Task prompt: Quote, verbatim, all material below, without pictures.

begin Input for this task

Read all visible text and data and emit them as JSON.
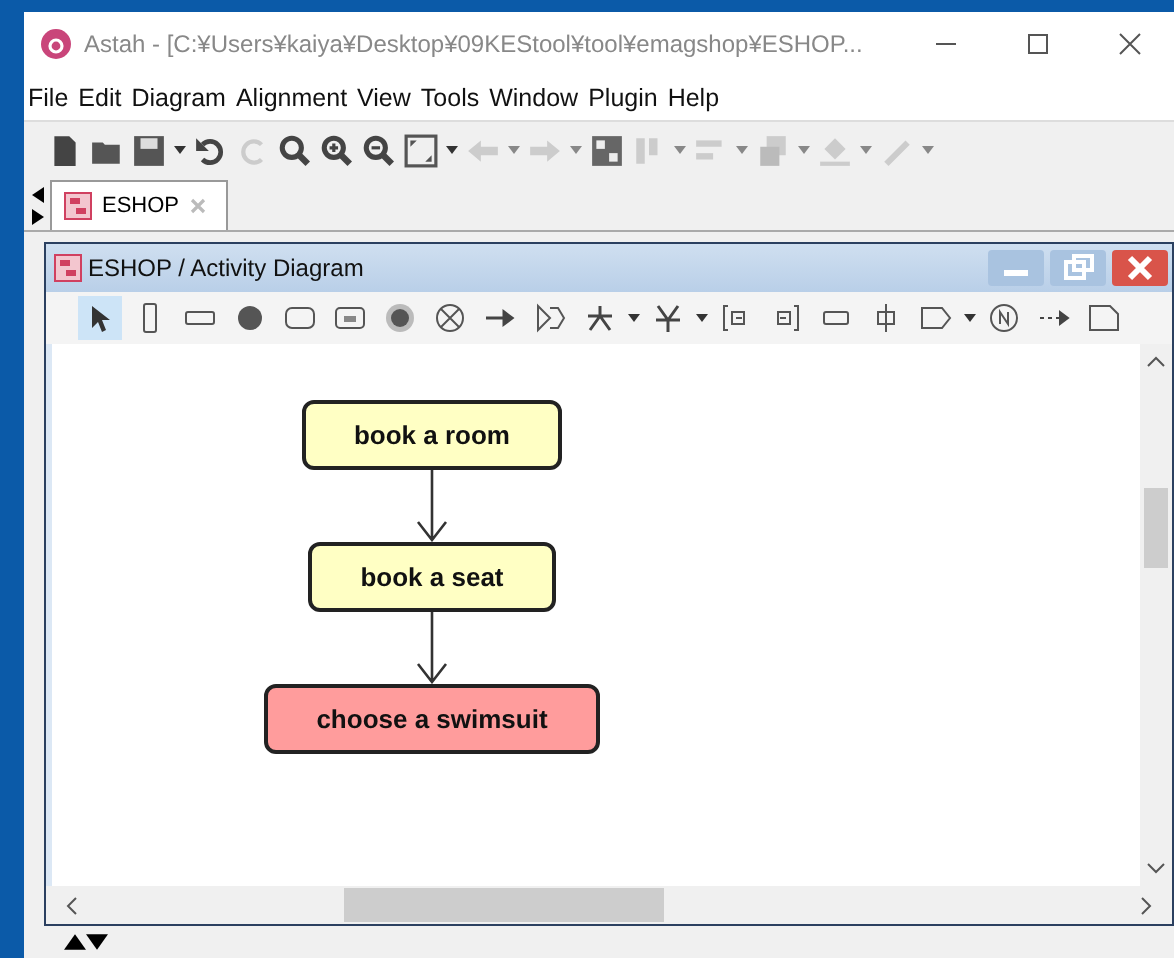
{
  "window": {
    "title": "Astah - [C:¥Users¥kaiya¥Desktop¥09KEStool¥tool¥emagshop¥ESHOP..."
  },
  "menu": [
    "File",
    "Edit",
    "Diagram",
    "Alignment",
    "View",
    "Tools",
    "Window",
    "Plugin",
    "Help"
  ],
  "tabs": [
    {
      "label": "ESHOP",
      "selected": true
    }
  ],
  "diagram_frame": {
    "title": "ESHOP / Activity Diagram"
  },
  "palette": [
    {
      "kind": "pointer",
      "selected": true
    },
    {
      "kind": "partition",
      "selected": false
    },
    {
      "kind": "hpartition",
      "selected": false
    },
    {
      "kind": "initial",
      "selected": false
    },
    {
      "kind": "action",
      "selected": false
    },
    {
      "kind": "object",
      "selected": false
    },
    {
      "kind": "final",
      "selected": false
    },
    {
      "kind": "flowfinal",
      "selected": false
    },
    {
      "kind": "flow",
      "selected": false
    },
    {
      "kind": "signal",
      "selected": false
    },
    {
      "kind": "fork",
      "selected": false
    },
    {
      "kind": "join",
      "selected": false
    },
    {
      "kind": "pinin",
      "selected": false
    },
    {
      "kind": "pinout",
      "selected": false
    },
    {
      "kind": "rect",
      "selected": false
    },
    {
      "kind": "port",
      "selected": false
    },
    {
      "kind": "send",
      "selected": false
    },
    {
      "kind": "note",
      "selected": false
    },
    {
      "kind": "dashed",
      "selected": false
    },
    {
      "kind": "comment",
      "selected": false
    }
  ],
  "nodes": [
    {
      "label": "book a room",
      "color": "#ffffc4"
    },
    {
      "label": "book a seat",
      "color": "#ffffc4"
    },
    {
      "label": "choose a swimsuit",
      "color": "#ff9c9c"
    }
  ]
}
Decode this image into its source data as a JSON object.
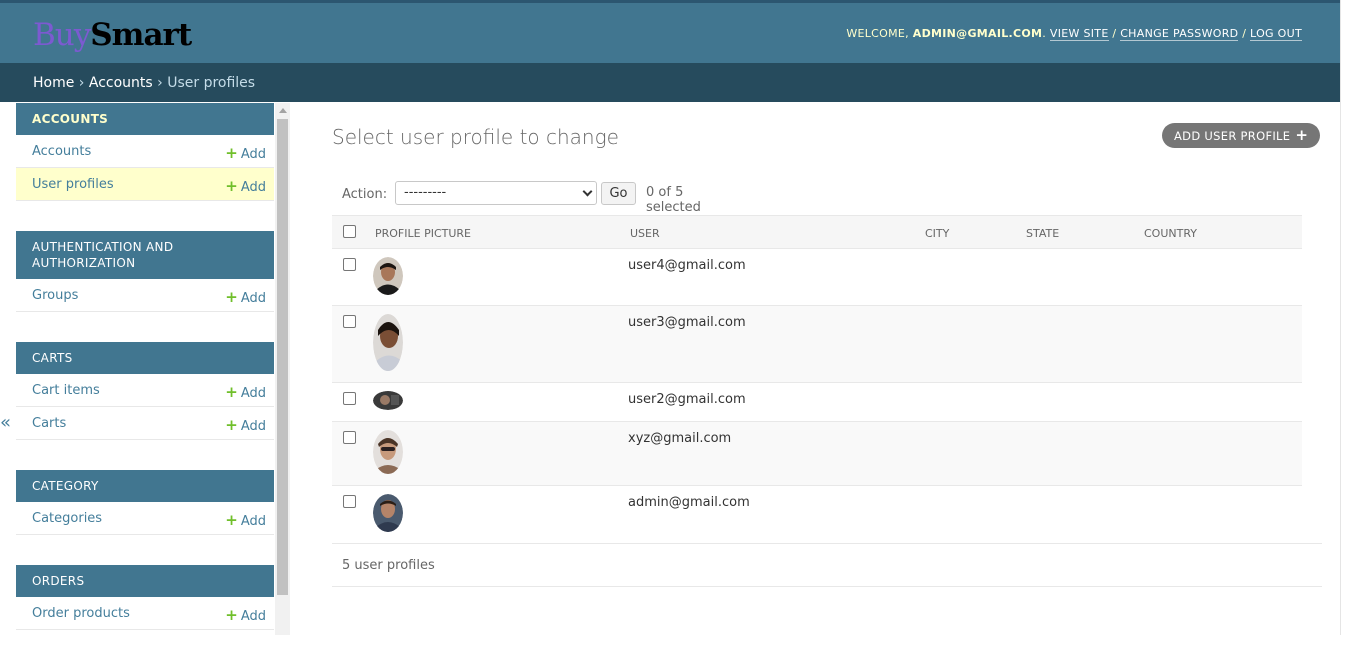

end Input for this task

Result of this exercise:
Read all visible text and data and emit them as JSON.
{
  "window": {
    "title": "Astah - [C:¥Users¥kaiya¥Desktop¥09KEStool¥tool¥emagshop¥ESHOP..."
  },
  "menu": [
    "File",
    "Edit",
    "Diagram",
    "Alignment",
    "View",
    "Tools",
    "Window",
    "Plugin",
    "Help"
  ],
  "tabs": [
    {
      "label": "ESHOP",
      "selected": true
    }
  ],
  "diagram_frame": {
    "title": "ESHOP / Activity Diagram"
  },
  "palette": [
    {
      "kind": "pointer",
      "selected": true
    },
    {
      "kind": "partition",
      "selected": false
    },
    {
      "kind": "hpartition",
      "selected": false
    },
    {
      "kind": "initial",
      "selected": false
    },
    {
      "kind": "action",
      "selected": false
    },
    {
      "kind": "object",
      "selected": false
    },
    {
      "kind": "final",
      "selected": false
    },
    {
      "kind": "flowfinal",
      "selected": false
    },
    {
      "kind": "flow",
      "selected": false
    },
    {
      "kind": "signal",
      "selected": false
    },
    {
      "kind": "fork",
      "selected": false
    },
    {
      "kind": "join",
      "selected": false
    },
    {
      "kind": "pinin",
      "selected": false
    },
    {
      "kind": "pinout",
      "selected": false
    },
    {
      "kind": "rect",
      "selected": false
    },
    {
      "kind": "port",
      "selected": false
    },
    {
      "kind": "send",
      "selected": false
    },
    {
      "kind": "note",
      "selected": false
    },
    {
      "kind": "dashed",
      "selected": false
    },
    {
      "kind": "comment",
      "selected": false
    }
  ],
  "nodes": [
    {
      "label": "book a room",
      "color": "#ffffc4"
    },
    {
      "label": "book a seat",
      "color": "#ffffc4"
    },
    {
      "label": "choose a swimsuit",
      "color": "#ff9c9c"
    }
  ]
}
Decode this image into its source data as a JSON object.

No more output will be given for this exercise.